Dataset entries
===============

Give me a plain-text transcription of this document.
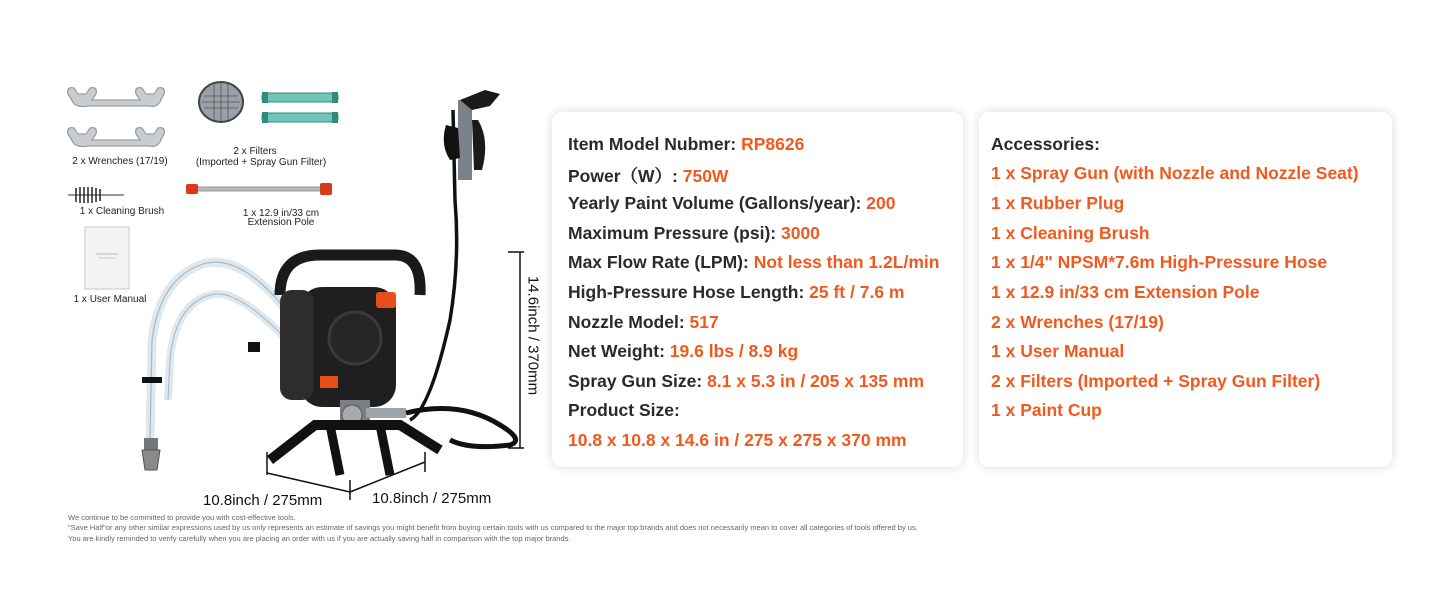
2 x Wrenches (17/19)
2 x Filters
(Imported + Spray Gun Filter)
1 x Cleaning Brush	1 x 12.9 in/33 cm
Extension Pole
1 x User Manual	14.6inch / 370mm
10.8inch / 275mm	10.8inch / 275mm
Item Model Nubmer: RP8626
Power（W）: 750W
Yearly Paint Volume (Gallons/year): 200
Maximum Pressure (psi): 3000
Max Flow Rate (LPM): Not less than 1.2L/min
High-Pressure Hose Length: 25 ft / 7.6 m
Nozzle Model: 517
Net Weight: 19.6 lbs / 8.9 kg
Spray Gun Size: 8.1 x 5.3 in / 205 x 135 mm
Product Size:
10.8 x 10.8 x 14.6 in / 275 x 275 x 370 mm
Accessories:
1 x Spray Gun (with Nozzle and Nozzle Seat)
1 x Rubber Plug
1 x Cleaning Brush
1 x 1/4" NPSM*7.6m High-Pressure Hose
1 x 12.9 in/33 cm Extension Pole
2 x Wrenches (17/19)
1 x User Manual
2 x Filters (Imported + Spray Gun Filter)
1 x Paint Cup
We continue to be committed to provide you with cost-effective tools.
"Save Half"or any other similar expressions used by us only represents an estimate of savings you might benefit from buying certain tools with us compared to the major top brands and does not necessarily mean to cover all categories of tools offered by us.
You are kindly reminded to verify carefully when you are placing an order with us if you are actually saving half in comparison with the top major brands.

===============

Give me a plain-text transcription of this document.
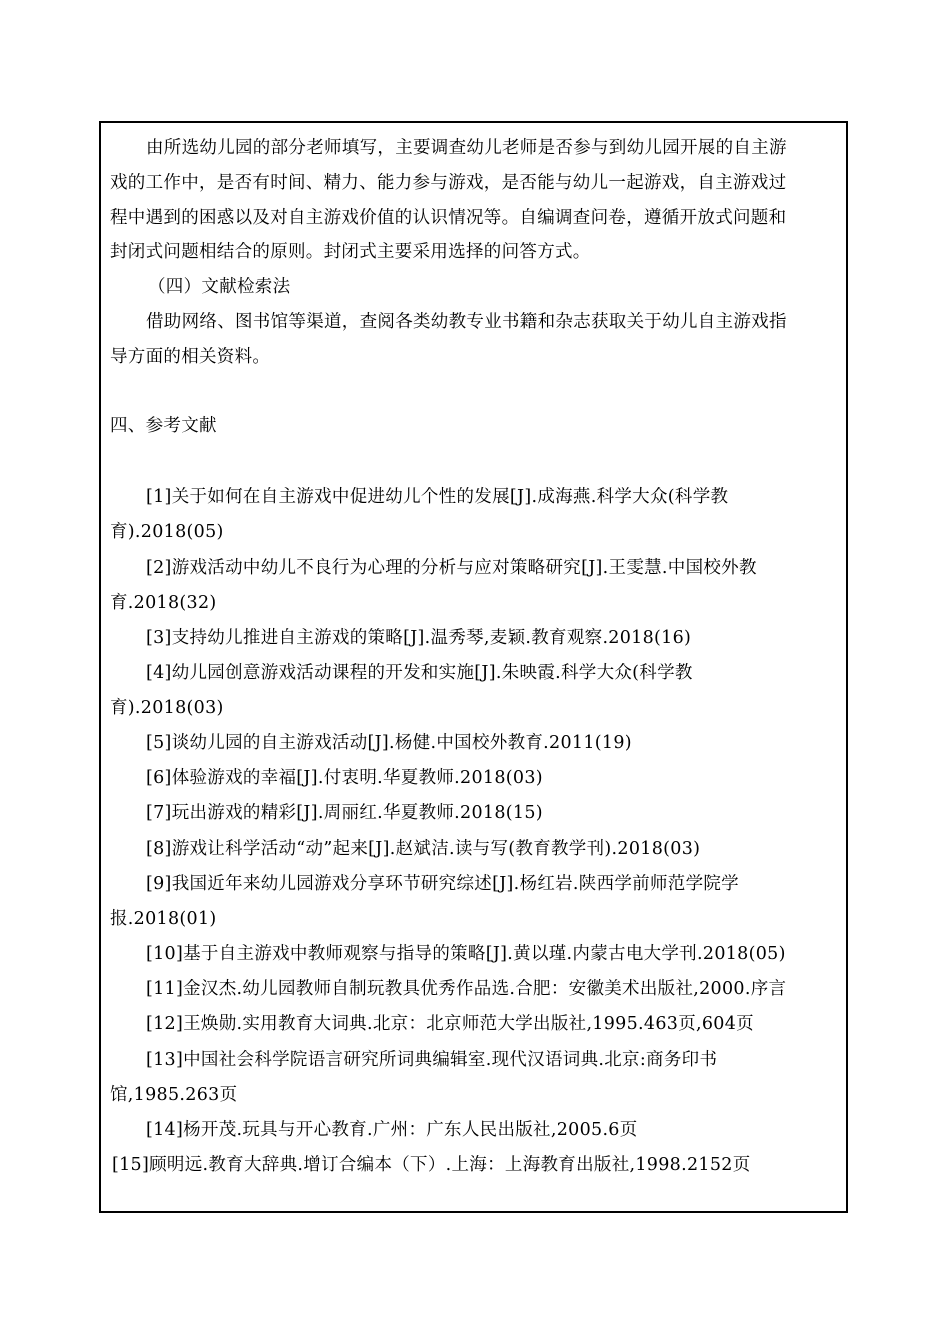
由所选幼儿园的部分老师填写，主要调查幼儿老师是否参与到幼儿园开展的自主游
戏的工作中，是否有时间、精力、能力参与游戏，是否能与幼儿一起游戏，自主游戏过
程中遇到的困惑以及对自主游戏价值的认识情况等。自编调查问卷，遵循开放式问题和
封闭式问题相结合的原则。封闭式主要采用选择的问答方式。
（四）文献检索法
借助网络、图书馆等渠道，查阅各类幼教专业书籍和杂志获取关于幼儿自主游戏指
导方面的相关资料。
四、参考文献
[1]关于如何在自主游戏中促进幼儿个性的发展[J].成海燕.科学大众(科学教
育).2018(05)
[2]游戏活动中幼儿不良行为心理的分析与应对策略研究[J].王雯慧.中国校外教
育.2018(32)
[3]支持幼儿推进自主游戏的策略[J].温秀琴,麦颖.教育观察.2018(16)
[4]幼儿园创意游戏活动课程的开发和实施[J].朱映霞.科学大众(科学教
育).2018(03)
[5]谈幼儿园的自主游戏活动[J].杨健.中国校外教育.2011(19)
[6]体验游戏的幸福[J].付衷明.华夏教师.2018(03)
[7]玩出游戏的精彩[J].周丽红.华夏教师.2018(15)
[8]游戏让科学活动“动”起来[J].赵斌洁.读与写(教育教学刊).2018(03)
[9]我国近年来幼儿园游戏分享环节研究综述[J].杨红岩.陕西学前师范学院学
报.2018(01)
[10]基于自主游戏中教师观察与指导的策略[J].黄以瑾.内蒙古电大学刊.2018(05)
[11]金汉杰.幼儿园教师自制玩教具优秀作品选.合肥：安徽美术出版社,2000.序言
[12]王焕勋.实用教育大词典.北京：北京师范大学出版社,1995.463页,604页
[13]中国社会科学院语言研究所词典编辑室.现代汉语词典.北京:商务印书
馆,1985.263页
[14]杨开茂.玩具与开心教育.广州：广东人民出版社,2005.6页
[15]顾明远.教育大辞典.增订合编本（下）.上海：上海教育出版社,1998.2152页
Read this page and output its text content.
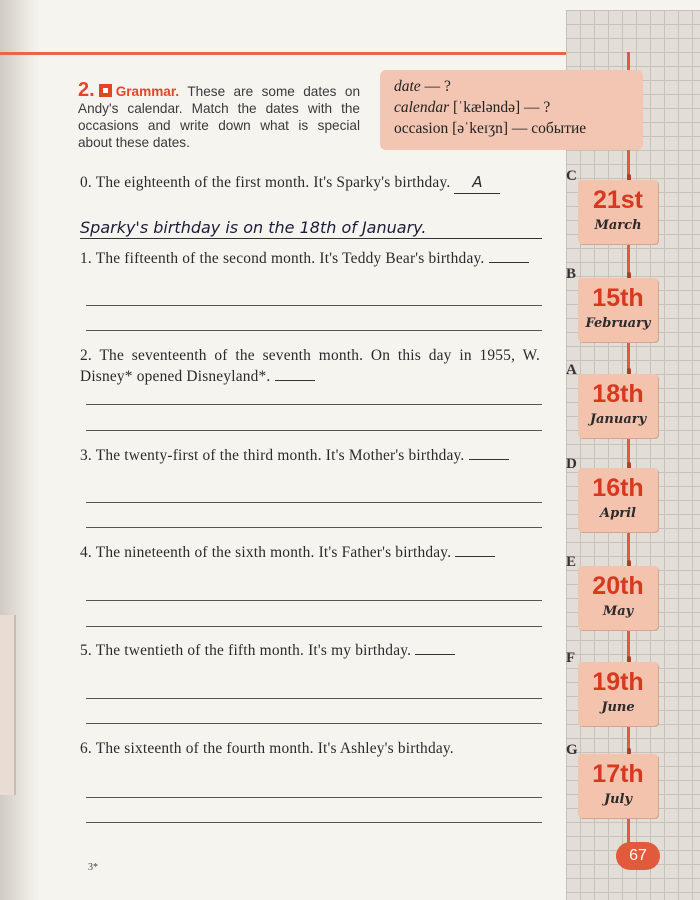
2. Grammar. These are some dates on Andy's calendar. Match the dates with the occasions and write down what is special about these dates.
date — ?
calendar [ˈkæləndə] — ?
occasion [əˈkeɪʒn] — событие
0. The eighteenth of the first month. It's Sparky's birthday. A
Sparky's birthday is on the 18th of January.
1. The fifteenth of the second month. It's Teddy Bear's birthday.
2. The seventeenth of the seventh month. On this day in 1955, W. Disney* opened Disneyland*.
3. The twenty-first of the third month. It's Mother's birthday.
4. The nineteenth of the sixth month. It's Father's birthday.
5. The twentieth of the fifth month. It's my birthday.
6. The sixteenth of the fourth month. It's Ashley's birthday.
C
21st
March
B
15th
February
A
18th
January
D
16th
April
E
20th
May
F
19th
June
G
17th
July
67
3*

===============

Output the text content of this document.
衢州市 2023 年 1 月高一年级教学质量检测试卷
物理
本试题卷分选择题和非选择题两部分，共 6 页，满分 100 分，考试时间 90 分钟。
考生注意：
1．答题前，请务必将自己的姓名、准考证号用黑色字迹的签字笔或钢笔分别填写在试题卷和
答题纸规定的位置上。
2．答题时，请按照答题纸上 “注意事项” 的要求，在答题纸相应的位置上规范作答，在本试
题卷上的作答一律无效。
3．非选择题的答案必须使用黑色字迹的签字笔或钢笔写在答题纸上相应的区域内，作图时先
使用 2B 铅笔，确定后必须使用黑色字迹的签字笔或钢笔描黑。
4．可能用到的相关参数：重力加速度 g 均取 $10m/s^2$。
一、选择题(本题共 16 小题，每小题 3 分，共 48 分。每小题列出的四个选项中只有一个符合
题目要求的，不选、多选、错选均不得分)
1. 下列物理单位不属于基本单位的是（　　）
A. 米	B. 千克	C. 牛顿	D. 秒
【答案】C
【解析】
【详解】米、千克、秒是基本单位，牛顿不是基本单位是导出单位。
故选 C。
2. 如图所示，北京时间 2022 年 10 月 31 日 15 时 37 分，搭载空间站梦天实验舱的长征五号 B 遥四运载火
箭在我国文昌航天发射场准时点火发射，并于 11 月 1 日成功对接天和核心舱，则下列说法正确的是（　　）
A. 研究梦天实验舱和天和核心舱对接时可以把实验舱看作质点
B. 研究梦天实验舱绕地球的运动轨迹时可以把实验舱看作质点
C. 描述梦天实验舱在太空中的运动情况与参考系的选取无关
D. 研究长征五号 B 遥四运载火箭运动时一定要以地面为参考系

===============

## EXERCISE
Identify all lines where the word "Brush" shows up. Copy them.

## PROBLEM SOLUTION
1 x Cleaning Brush	1 x 12.9 in/33 cm
1 x Cleaning Brush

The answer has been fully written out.